→ **What is required**: Return each line of the entries below word for word, but leave the pictures out.

→ **Stored data**:
====
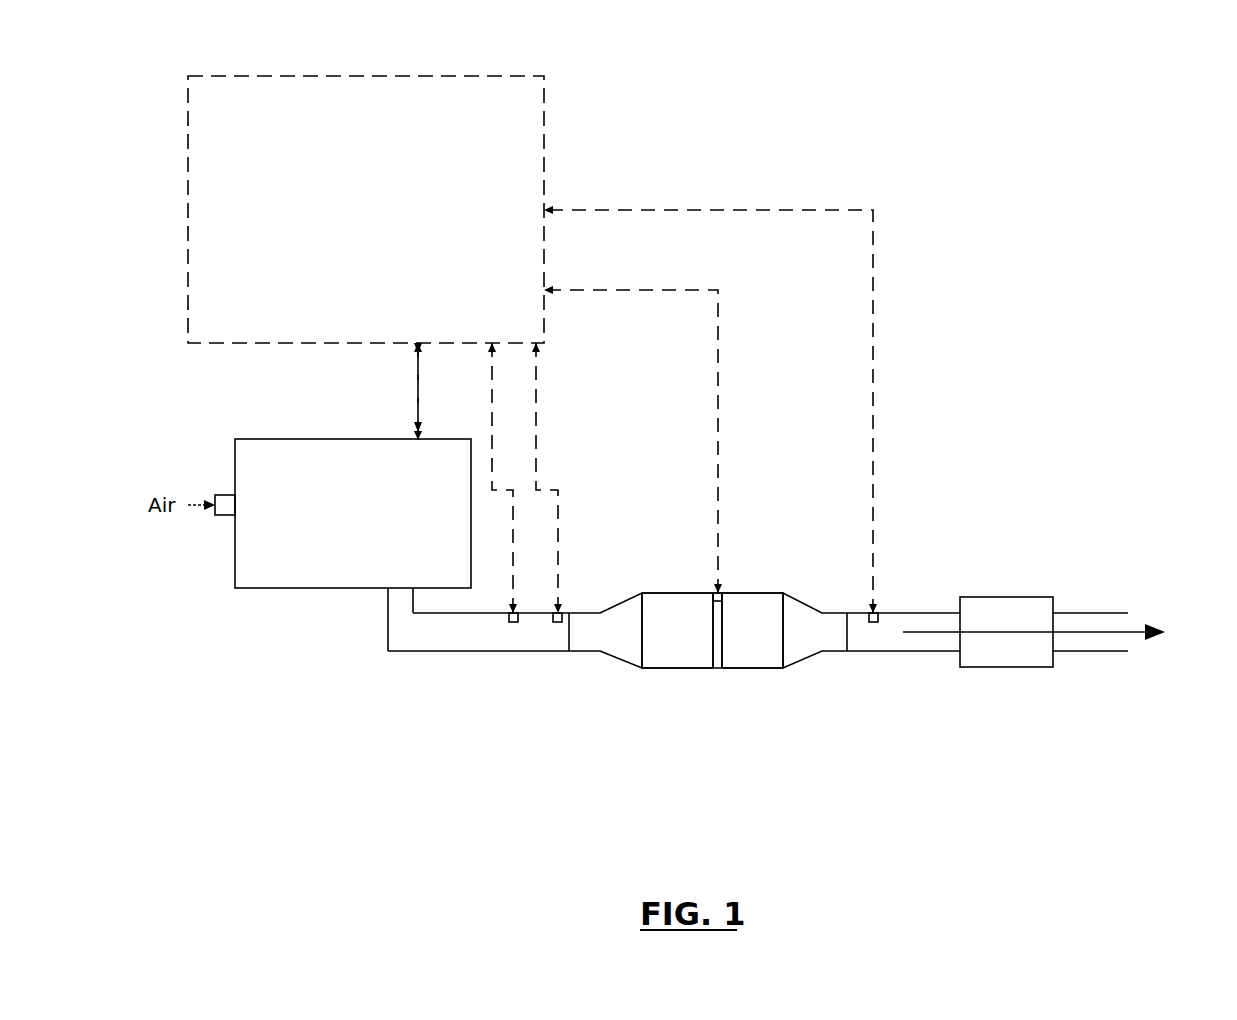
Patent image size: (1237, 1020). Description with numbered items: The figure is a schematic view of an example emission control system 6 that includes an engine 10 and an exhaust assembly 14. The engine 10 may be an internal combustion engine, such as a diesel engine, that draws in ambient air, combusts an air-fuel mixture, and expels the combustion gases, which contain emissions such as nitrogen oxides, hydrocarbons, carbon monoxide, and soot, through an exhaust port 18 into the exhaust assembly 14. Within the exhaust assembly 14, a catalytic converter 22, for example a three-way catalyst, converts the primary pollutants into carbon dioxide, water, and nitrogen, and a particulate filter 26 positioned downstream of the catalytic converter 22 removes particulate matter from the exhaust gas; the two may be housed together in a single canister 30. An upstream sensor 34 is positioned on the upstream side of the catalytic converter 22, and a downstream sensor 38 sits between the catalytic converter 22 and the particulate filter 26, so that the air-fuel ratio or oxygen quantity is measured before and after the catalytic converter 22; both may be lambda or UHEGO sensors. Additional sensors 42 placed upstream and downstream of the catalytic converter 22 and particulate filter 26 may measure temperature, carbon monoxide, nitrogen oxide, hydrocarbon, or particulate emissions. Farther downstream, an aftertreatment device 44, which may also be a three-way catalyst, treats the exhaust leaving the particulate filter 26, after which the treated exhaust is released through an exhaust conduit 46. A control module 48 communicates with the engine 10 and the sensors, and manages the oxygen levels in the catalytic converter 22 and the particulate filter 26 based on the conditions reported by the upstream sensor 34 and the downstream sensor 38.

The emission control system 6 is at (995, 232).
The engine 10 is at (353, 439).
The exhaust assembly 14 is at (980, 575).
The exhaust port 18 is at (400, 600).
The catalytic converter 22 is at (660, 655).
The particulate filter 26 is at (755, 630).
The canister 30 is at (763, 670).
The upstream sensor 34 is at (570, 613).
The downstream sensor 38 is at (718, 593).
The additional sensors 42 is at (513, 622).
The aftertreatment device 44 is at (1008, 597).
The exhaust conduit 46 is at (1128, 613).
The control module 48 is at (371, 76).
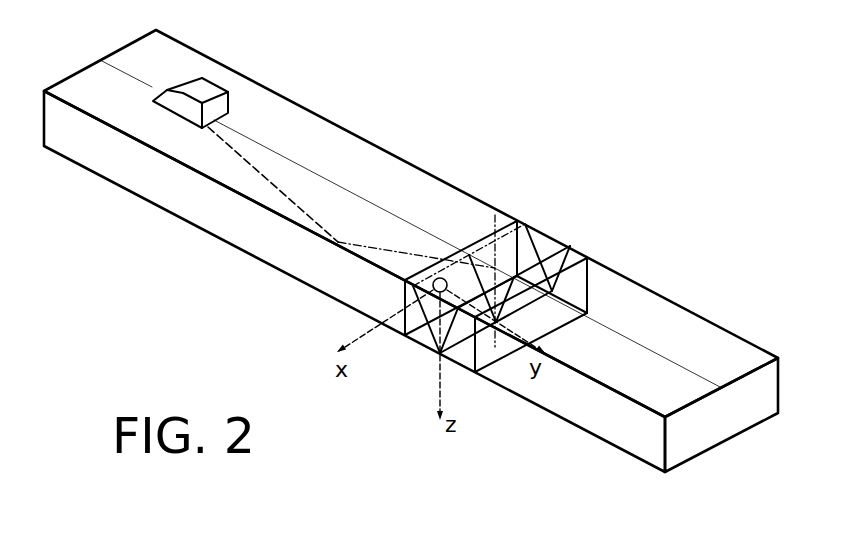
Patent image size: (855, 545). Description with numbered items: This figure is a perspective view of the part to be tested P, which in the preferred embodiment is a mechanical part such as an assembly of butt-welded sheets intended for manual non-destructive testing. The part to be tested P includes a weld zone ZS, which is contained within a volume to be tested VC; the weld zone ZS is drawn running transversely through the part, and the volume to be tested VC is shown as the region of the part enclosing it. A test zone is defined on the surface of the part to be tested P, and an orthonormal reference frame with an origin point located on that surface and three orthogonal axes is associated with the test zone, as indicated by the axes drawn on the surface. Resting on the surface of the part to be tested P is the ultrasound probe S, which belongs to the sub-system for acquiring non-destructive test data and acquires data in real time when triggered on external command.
====
→ **The result**:
Patent image size: (1237, 1020). Description with numbered items: The figure is a schematic view of an example emission control system 6 that includes an engine 10 and an exhaust assembly 14. The engine 10 may be an internal combustion engine, such as a diesel engine, that draws in ambient air, combusts an air-fuel mixture, and expels the combustion gases, which contain emissions such as nitrogen oxides, hydrocarbons, carbon monoxide, and soot, through an exhaust port 18 into the exhaust assembly 14. Within the exhaust assembly 14, a catalytic converter 22, for example a three-way catalyst, converts the primary pollutants into carbon dioxide, water, and nitrogen, and a particulate filter 26 positioned downstream of the catalytic converter 22 removes particulate matter from the exhaust gas; the two may be housed together in a single canister 30. An upstream sensor 34 is positioned on the upstream side of the catalytic converter 22, and a downstream sensor 38 sits between the catalytic converter 22 and the particulate filter 26, so that the air-fuel ratio or oxygen quantity is measured before and after the catalytic converter 22; both may be lambda or UHEGO sensors. Additional sensors 42 placed upstream and downstream of the catalytic converter 22 and particulate filter 26 may measure temperature, carbon monoxide, nitrogen oxide, hydrocarbon, or particulate emissions. Farther downstream, an aftertreatment device 44, which may also be a three-way catalyst, treats the exhaust leaving the particulate filter 26, after which the treated exhaust is released through an exhaust conduit 46. A control module 48 communicates with the engine 10 and the sensors, and manages the oxygen levels in the catalytic converter 22 and the particulate filter 26 based on the conditions reported by the upstream sensor 34 and the downstream sensor 38.

The emission control system 6 is at (995, 232).
The engine 10 is at (353, 439).
The exhaust assembly 14 is at (980, 575).
The exhaust port 18 is at (400, 600).
The catalytic converter 22 is at (660, 655).
The particulate filter 26 is at (755, 630).
The canister 30 is at (763, 670).
The upstream sensor 34 is at (570, 613).
The downstream sensor 38 is at (718, 593).
The additional sensors 42 is at (513, 622).
The aftertreatment device 44 is at (1008, 597).
The exhaust conduit 46 is at (1128, 613).
The control module 48 is at (371, 76).
Patent image size: (855, 545). Description with numbered items: This figure is a perspective view of the part to be tested P, which in the preferred embodiment is a mechanical part such as an assembly of butt-welded sheets intended for manual non-destructive testing. The part to be tested P includes a weld zone ZS, which is contained within a volume to be tested VC; the weld zone ZS is drawn running transversely through the part, and the volume to be tested VC is shown as the region of the part enclosing it. A test zone is defined on the surface of the part to be tested P, and an orthonormal reference frame with an origin point located on that surface and three orthogonal axes is associated with the test zone, as indicated by the axes drawn on the surface. Resting on the surface of the part to be tested P is the ultrasound probe S, which belongs to the sub-system for acquiring non-destructive test data and acquires data in real time when triggered on external command.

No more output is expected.